» **WORK INSTRUCTIONS**
Write out the listing exactly as it is given.

» **DATASET EXCERPTS**
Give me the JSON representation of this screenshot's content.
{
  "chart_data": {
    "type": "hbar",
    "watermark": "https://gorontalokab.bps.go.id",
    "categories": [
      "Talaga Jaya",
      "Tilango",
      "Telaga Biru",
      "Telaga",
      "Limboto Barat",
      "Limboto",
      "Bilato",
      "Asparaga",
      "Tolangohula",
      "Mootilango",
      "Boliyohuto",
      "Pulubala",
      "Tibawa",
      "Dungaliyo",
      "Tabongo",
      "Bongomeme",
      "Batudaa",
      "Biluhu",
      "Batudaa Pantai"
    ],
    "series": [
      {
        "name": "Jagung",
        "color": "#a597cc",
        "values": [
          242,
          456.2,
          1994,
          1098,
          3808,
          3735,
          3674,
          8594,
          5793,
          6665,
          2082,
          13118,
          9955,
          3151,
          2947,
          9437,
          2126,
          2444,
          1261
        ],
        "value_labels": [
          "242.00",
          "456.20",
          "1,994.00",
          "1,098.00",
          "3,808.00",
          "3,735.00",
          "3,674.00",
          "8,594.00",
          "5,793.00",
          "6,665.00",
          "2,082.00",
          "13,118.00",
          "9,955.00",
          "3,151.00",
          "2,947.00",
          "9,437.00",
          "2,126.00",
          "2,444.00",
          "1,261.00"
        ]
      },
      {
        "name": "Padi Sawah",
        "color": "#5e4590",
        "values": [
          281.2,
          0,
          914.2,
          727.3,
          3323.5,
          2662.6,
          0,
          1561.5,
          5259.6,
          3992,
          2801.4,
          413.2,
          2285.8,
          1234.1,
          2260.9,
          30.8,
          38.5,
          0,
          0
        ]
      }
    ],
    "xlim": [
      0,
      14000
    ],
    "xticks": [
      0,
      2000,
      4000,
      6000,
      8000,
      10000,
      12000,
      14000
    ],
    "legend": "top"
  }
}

» **FINISHED EXERCISE**
Give me the JSON representation of this screenshot's content.
{
  "chart_data": {
    "type": "hbar",
    "watermark": "https://gorontalokab.bps.go.id",
    "categories": [
      "Talaga Jaya",
      "Tilango",
      "Telaga Biru",
      "Telaga",
      "Limboto Barat",
      "Limboto",
      "Bilato",
      "Asparaga",
      "Tolangohula",
      "Mootilango",
      "Boliyohuto",
      "Pulubala",
      "Tibawa",
      "Dungaliyo",
      "Tabongo",
      "Bongomeme",
      "Batudaa",
      "Biluhu",
      "Batudaa Pantai"
    ],
    "series": [
      {
        "name": "Jagung",
        "color": "#a597cc",
        "values": [
          242,
          456.2,
          1994,
          1098,
          3808,
          3735,
          3674,
          8594,
          5793,
          6665,
          2082,
          13118,
          9955,
          3151,
          2947,
          9437,
          2126,
          2444,
          1261
        ],
        "value_labels": [
          "242.00",
          "456.20",
          "1,994.00",
          "1,098.00",
          "3,808.00",
          "3,735.00",
          "3,674.00",
          "8,594.00",
          "5,793.00",
          "6,665.00",
          "2,082.00",
          "13,118.00",
          "9,955.00",
          "3,151.00",
          "2,947.00",
          "9,437.00",
          "2,126.00",
          "2,444.00",
          "1,261.00"
        ]
      },
      {
        "name": "Padi Sawah",
        "color": "#5e4590",
        "values": [
          281.2,
          0,
          914.2,
          727.3,
          3323.5,
          2662.6,
          0,
          1561.5,
          5259.6,
          3992,
          2801.4,
          413.2,
          2285.8,
          1234.1,
          2260.9,
          30.8,
          38.5,
          0,
          0
        ]
      }
    ],
    "xlim": [
      0,
      14000
    ],
    "xticks": [
      0,
      2000,
      4000,
      6000,
      8000,
      10000,
      12000,
      14000
    ],
    "legend": "top"
  }
}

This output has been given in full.